*EXTRACT*.
---*---

Targeting complement at the time of transplantation

Abstract

Complement activation occurs in at least two phases when an organ is transplanted into a naive recipient: during reperfusion with recipient blood particularly when the donor organ has undergone a significant period of ischaemia and then during acute rejection once the recipient immune system has recognised the donor tissue as non-self. Both of these reactions are most obvious in the extravascular compartment of the transplanted organ and involve local synthesis of some of the key complement components as well as loss of controls that limit the activation of the pivotal component C3. In contrast, sensitised individuals with pre-existing circulating antibodies have an immediate reaction against the transplant organ that is also complement dependent but is enacted in the intravascular space. All three types of injury (ischaemia-reperfusion, acute rejection, hyperacute rejection) have a critical effect on transplant outcome. Here we discuss therapeutic strategies that are designed to overcome the impact of these factors at the start of transplantation with the aim of improving long-term transplant outcomes. These include the concept of treating the donor organ with modified therapeutic regulators that are engineered to be retained by the donor organ after transplantation and prevent inflammatory injury during the critical early period. By targeting the donor organ with anchored therapeutic proteins, the systemic functions of complement including host defence remain intact. The control of complement activation during the first stages of transplantation, including the possibility that this will reduce the capacity of the graft for stimulating the adaptive immune system, offers an important prospect for increasing the longevity of the transplant and offsetting demand on the limited supply of donor organs. It also provides a model in which the benefits and indications for localised therapy to maximise therapeutic efficiency and minimise the systemic disturbance may be instructive in other complement-related disorders. © 2013 Springer Science+Business Media New York.

---*---

*DATASET EXCERPTS*.
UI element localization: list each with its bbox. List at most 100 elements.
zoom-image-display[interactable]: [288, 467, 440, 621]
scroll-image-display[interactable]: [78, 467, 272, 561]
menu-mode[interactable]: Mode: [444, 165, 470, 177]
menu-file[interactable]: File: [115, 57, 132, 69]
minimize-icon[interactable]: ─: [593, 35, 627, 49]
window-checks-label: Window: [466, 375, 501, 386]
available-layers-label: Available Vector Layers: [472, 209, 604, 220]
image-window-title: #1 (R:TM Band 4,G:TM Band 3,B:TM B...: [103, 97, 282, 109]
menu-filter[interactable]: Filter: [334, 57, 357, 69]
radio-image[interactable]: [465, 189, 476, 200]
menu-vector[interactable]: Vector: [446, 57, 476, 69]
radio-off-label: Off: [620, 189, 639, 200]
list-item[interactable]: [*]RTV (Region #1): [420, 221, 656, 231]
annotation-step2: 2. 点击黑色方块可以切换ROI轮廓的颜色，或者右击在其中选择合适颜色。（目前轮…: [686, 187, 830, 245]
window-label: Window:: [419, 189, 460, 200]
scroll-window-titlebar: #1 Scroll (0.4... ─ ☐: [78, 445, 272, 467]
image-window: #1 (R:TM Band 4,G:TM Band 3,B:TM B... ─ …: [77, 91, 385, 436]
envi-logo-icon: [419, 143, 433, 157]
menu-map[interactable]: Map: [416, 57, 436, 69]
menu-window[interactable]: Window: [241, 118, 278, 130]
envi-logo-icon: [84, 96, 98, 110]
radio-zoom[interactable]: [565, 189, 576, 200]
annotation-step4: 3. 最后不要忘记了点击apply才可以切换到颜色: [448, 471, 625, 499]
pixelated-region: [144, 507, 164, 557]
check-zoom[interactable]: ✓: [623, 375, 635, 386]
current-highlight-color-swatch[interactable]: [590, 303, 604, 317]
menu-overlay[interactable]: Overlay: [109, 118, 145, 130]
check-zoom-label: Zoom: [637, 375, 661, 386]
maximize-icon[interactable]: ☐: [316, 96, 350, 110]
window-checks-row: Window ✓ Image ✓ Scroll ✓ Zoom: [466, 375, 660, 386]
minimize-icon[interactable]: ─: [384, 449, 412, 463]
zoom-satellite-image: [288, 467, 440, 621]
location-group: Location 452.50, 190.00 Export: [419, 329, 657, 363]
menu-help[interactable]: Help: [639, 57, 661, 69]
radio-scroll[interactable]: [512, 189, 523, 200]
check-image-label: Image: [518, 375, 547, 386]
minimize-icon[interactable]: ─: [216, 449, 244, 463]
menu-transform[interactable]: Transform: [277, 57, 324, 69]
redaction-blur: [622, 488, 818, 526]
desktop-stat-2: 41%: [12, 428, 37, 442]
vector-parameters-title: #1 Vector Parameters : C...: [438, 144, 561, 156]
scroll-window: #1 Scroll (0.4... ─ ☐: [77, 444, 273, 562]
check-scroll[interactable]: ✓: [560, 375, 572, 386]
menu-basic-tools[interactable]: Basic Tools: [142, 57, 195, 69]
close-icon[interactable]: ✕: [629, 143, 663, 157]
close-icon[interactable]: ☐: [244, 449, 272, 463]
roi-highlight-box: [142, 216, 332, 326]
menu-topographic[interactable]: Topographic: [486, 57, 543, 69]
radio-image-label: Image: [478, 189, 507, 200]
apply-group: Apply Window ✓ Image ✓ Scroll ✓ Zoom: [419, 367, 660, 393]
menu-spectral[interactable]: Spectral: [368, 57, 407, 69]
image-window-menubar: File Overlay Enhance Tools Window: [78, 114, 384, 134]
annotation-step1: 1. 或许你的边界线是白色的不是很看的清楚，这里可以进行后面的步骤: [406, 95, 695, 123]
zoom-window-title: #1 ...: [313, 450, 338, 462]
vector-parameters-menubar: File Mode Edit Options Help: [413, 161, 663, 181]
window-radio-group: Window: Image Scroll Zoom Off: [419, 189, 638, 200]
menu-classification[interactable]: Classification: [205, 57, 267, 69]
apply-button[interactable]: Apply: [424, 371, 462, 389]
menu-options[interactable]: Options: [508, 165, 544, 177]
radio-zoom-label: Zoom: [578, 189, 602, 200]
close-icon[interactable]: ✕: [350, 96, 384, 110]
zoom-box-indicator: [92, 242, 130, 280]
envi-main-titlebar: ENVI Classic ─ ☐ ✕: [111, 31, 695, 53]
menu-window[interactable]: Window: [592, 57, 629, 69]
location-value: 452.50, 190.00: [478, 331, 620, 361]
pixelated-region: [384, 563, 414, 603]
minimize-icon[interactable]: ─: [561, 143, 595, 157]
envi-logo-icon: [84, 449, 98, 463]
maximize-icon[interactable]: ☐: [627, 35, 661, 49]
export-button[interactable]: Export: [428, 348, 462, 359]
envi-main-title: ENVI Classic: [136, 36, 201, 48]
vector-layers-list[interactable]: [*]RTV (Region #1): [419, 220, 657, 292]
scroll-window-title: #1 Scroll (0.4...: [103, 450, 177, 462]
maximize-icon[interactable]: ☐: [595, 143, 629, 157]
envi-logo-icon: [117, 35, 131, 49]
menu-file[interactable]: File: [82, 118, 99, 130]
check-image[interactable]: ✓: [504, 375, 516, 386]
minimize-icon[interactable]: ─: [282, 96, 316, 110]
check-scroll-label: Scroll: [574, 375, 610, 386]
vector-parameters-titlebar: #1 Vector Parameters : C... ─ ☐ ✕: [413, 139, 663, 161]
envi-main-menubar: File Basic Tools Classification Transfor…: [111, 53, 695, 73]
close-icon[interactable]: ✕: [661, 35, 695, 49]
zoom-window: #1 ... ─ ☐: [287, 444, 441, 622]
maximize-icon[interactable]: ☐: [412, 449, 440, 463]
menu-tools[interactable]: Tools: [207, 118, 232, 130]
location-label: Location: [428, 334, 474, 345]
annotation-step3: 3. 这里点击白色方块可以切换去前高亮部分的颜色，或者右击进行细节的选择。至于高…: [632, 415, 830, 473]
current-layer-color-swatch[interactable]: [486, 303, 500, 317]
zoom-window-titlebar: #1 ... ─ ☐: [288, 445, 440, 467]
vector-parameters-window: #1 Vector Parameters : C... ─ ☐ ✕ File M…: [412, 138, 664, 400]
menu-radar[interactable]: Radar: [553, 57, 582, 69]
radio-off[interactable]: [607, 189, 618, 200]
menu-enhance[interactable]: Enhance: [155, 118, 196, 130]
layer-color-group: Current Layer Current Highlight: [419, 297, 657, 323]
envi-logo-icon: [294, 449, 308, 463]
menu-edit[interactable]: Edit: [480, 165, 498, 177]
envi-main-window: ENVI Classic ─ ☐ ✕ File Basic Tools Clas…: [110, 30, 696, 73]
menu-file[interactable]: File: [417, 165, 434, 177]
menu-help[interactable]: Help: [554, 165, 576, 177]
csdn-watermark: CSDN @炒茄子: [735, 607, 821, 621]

---*---

*BRIEF 1*.
Answer these questions about the abstract on complement in transplantation:
(a) In which space is the immediate reaction of sensitized individuals enacted?
(b) Which complement component does the abstract call pivotal?
(c) What stays intact when the donor organ is targeted with anchored therapeutic proteins?
*BRIEF 2*.
What are all the types of injury that the abstract on complement in transplantation says have a critical effect on transplant outcome?
*BRIEF 3*.
Do these statements agree with the abstract on complement in transplantation? Answer yes or no for each, and quote the words that decide it.
(a) The reactions during reperfusion and acute rejection are most obvious in the intravascular compartment.
(b) The modified therapeutic regulators are designed to stay with the donor organ after transplantation.
(c) The immediate reaction in sensitized individuals does not depend on complement.

*SOLUTION 1*.
(a) The intravascular space.
(b) C3.
(c) The systemic functions of complement, including host defense.

*SOLUTION 2*.
- Ischaemia-reperfusion
- Acute rejection
- Hyperacute rejection

*SOLUTION 3*.
(a) No: "Both of these reactions are most obvious in the extravascular compartment of the transplanted organ"
(b) Yes: "modified therapeutic regulators that are engineered to be retained by the donor organ after transplantation"
(c) No: "an immediate reaction against the transplant organ that is also complement dependent"